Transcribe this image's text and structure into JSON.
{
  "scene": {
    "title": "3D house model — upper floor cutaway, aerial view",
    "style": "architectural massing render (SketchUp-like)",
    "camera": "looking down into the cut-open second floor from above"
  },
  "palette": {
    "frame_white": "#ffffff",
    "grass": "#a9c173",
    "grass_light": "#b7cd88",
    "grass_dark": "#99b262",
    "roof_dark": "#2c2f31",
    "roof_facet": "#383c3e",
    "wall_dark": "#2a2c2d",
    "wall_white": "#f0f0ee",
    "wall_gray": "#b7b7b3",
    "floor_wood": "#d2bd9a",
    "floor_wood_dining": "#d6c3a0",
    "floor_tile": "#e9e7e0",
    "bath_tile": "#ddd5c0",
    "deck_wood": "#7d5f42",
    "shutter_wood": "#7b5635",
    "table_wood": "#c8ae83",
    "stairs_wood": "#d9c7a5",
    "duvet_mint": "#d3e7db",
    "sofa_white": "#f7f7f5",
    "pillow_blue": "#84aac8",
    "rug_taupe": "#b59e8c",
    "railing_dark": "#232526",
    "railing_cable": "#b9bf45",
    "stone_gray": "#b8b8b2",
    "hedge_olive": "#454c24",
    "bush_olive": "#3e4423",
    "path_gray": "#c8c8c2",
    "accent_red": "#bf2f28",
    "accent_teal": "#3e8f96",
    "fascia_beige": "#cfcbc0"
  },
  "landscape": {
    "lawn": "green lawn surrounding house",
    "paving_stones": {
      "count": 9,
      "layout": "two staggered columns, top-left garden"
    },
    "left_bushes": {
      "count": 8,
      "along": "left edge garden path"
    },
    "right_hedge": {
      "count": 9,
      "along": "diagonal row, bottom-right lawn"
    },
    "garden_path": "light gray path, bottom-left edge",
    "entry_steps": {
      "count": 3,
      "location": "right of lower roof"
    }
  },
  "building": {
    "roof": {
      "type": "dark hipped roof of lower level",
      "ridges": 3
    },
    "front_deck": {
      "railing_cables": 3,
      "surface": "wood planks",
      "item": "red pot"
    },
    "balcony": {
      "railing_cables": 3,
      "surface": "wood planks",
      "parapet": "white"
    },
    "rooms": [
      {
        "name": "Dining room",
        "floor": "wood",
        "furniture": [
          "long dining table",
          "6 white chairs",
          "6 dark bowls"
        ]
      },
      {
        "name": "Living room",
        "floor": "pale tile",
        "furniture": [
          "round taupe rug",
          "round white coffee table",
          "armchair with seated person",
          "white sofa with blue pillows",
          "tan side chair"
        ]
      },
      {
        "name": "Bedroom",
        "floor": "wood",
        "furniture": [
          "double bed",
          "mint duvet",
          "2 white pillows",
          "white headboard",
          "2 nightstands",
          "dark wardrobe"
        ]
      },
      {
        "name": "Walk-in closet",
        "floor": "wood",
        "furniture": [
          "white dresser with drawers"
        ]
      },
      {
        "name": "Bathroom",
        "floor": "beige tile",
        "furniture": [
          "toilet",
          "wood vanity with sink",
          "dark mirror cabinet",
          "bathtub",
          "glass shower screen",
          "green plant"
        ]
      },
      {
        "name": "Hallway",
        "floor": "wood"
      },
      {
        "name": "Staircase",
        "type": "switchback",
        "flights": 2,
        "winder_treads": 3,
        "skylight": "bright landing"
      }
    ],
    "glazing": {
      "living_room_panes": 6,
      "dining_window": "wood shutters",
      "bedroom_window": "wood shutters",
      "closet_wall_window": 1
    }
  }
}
- - - - - - -
Copy out each line of the listing that holds "with".

SOLUTION
          "armchair with seated person",
          "white sofa with blue pillows",
          "white dresser with drawers"
          "wood vanity with sink",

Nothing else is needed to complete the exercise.